Spatial layout entries –
○ ○ ○ ○ ○

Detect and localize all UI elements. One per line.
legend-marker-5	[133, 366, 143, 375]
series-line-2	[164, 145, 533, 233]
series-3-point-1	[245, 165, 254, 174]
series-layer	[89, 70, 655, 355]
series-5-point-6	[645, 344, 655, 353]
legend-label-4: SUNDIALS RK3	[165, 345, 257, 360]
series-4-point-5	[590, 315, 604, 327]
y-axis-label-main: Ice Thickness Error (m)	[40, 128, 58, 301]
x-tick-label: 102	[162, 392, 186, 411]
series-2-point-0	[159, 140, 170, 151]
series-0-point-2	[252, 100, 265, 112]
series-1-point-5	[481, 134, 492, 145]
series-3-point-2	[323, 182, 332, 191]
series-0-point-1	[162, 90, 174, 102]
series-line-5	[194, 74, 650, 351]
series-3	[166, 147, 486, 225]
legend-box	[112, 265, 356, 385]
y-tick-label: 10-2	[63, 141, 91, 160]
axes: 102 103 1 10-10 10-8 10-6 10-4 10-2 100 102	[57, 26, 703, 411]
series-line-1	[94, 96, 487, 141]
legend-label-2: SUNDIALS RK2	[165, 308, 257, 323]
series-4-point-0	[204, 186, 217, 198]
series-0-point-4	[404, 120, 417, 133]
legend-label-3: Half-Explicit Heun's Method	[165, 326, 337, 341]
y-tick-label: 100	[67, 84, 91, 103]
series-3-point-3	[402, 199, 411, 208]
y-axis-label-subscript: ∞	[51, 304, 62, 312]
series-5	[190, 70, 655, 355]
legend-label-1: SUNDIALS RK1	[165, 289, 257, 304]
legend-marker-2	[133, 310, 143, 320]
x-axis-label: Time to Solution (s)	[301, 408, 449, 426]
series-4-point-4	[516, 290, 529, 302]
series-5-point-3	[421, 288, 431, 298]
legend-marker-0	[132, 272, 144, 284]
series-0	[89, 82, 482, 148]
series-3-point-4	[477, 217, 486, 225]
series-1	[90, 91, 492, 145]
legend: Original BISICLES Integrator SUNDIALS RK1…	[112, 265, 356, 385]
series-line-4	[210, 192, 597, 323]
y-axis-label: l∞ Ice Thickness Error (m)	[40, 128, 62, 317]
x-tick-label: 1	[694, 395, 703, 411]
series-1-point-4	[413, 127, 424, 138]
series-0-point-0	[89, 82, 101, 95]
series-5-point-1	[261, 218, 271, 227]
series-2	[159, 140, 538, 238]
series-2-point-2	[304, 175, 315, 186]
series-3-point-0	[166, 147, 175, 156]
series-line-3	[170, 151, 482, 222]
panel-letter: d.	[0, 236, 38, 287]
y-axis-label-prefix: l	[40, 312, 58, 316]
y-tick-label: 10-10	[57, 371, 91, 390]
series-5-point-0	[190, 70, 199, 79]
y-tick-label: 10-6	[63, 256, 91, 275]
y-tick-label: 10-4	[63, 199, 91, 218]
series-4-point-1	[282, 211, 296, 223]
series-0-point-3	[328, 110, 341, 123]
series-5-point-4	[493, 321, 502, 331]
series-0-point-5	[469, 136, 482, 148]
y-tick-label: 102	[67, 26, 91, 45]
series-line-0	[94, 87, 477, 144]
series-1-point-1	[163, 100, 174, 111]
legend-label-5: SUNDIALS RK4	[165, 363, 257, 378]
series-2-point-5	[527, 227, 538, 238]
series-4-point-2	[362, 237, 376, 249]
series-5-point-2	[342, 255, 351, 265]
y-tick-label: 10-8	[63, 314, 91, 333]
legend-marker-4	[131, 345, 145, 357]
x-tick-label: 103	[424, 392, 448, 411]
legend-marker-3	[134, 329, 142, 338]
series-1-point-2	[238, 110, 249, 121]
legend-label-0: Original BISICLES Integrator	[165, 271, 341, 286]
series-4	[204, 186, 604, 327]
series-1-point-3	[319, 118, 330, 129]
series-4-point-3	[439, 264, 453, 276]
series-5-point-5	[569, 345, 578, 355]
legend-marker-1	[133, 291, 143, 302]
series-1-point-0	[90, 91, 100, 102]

○ ○ ○ ○ ○

GIVEN PROBLEM – Please print the material above word for word, starting at its first line and ending with the line that contains "96, 487, 141]", including that line.

FULL ANSWER –
Detect and localize all UI elements. One per line.
legend-marker-5	[133, 366, 143, 375]
series-line-2	[164, 145, 533, 233]
series-3-point-1	[245, 165, 254, 174]
series-layer	[89, 70, 655, 355]
series-5-point-6	[645, 344, 655, 353]
legend-label-4: SUNDIALS RK3	[165, 345, 257, 360]
series-4-point-5	[590, 315, 604, 327]
y-axis-label-main: Ice Thickness Error (m)	[40, 128, 58, 301]
x-tick-label: 102	[162, 392, 186, 411]
series-2-point-0	[159, 140, 170, 151]
series-0-point-2	[252, 100, 265, 112]
series-1-point-5	[481, 134, 492, 145]
series-3-point-2	[323, 182, 332, 191]
series-0-point-1	[162, 90, 174, 102]
series-line-5	[194, 74, 650, 351]
series-3	[166, 147, 486, 225]
legend-box	[112, 265, 356, 385]
y-tick-label: 10-2	[63, 141, 91, 160]
axes: 102 103 1 10-10 10-8 10-6 10-4 10-2 100 102	[57, 26, 703, 411]
series-line-1	[94, 96, 487, 141]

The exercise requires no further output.